### RECORDED DATA
##########
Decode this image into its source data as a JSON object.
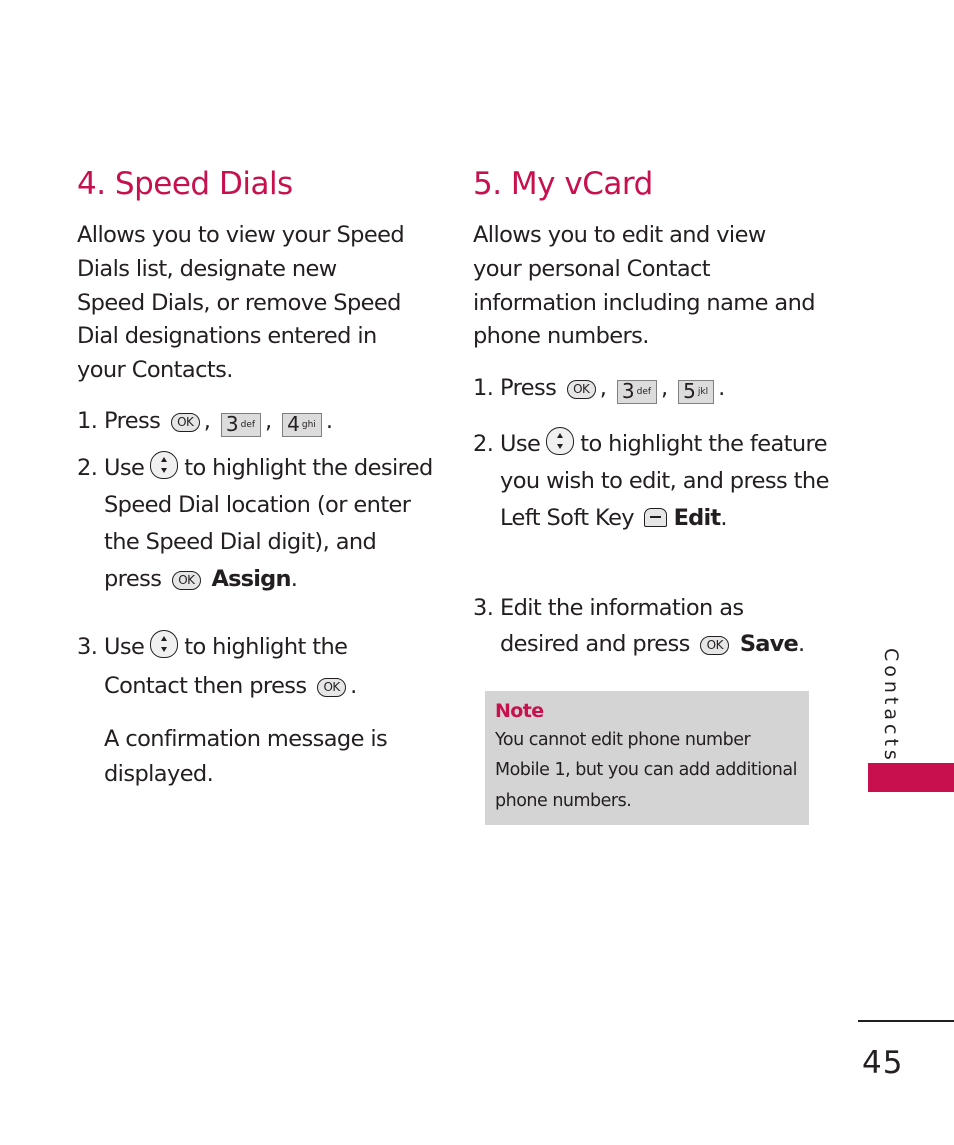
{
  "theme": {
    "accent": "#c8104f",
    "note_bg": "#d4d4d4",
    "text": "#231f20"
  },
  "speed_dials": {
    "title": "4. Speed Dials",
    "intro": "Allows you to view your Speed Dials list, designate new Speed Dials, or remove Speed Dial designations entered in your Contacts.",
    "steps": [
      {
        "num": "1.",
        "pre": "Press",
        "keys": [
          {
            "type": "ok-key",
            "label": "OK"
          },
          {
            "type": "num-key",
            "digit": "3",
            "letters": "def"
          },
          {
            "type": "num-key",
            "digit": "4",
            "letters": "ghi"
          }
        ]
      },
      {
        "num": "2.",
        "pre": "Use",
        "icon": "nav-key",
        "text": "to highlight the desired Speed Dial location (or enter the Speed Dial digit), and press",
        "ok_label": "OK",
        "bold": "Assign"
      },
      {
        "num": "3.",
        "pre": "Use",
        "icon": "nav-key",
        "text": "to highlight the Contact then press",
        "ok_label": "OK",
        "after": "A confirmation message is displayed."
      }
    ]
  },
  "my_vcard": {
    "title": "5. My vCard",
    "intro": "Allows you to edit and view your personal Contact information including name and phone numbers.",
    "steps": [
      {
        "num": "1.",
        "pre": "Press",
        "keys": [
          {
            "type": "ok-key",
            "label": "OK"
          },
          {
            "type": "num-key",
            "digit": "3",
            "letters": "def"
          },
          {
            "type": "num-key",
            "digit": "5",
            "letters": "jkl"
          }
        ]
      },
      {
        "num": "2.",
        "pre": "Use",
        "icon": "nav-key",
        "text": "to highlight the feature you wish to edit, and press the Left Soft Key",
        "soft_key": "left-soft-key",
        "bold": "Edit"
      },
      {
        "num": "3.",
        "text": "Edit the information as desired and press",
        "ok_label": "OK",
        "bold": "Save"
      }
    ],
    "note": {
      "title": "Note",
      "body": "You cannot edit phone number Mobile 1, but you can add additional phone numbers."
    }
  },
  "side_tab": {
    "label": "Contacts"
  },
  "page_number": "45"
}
##########
### REQUIREMENTS
The records above need to be given again exactly. Omit the pictures.

### FULL RESPONSE
Decode this image into its source data as a JSON object.
{
  "theme": {
    "accent": "#c8104f",
    "note_bg": "#d4d4d4",
    "text": "#231f20"
  },
  "speed_dials": {
    "title": "4. Speed Dials",
    "intro": "Allows you to view your Speed Dials list, designate new Speed Dials, or remove Speed Dial designations entered in your Contacts.",
    "steps": [
      {
        "num": "1.",
        "pre": "Press",
        "keys": [
          {
            "type": "ok-key",
            "label": "OK"
          },
          {
            "type": "num-key",
            "digit": "3",
            "letters": "def"
          },
          {
            "type": "num-key",
            "digit": "4",
            "letters": "ghi"
          }
        ]
      },
      {
        "num": "2.",
        "pre": "Use",
        "icon": "nav-key",
        "text": "to highlight the desired Speed Dial location (or enter the Speed Dial digit), and press",
        "ok_label": "OK",
        "bold": "Assign"
      },
      {
        "num": "3.",
        "pre": "Use",
        "icon": "nav-key",
        "text": "to highlight the Contact then press",
        "ok_label": "OK",
        "after": "A confirmation message is displayed."
      }
    ]
  },
  "my_vcard": {
    "title": "5. My vCard",
    "intro": "Allows you to edit and view your personal Contact information including name and phone numbers.",
    "steps": [
      {
        "num": "1.",
        "pre": "Press",
        "keys": [
          {
            "type": "ok-key",
            "label": "OK"
          },
          {
            "type": "num-key",
            "digit": "3",
            "letters": "def"
          },
          {
            "type": "num-key",
            "digit": "5",
            "letters": "jkl"
          }
        ]
      },
      {
        "num": "2.",
        "pre": "Use",
        "icon": "nav-key",
        "text": "to highlight the feature you wish to edit, and press the Left Soft Key",
        "soft_key": "left-soft-key",
        "bold": "Edit"
      },
      {
        "num": "3.",
        "text": "Edit the information as desired and press",
        "ok_label": "OK",
        "bold": "Save"
      }
    ],
    "note": {
      "title": "Note",
      "body": "You cannot edit phone number Mobile 1, but you can add additional phone numbers."
    }
  },
  "side_tab": {
    "label": "Contacts"
  },
  "page_number": "45"
}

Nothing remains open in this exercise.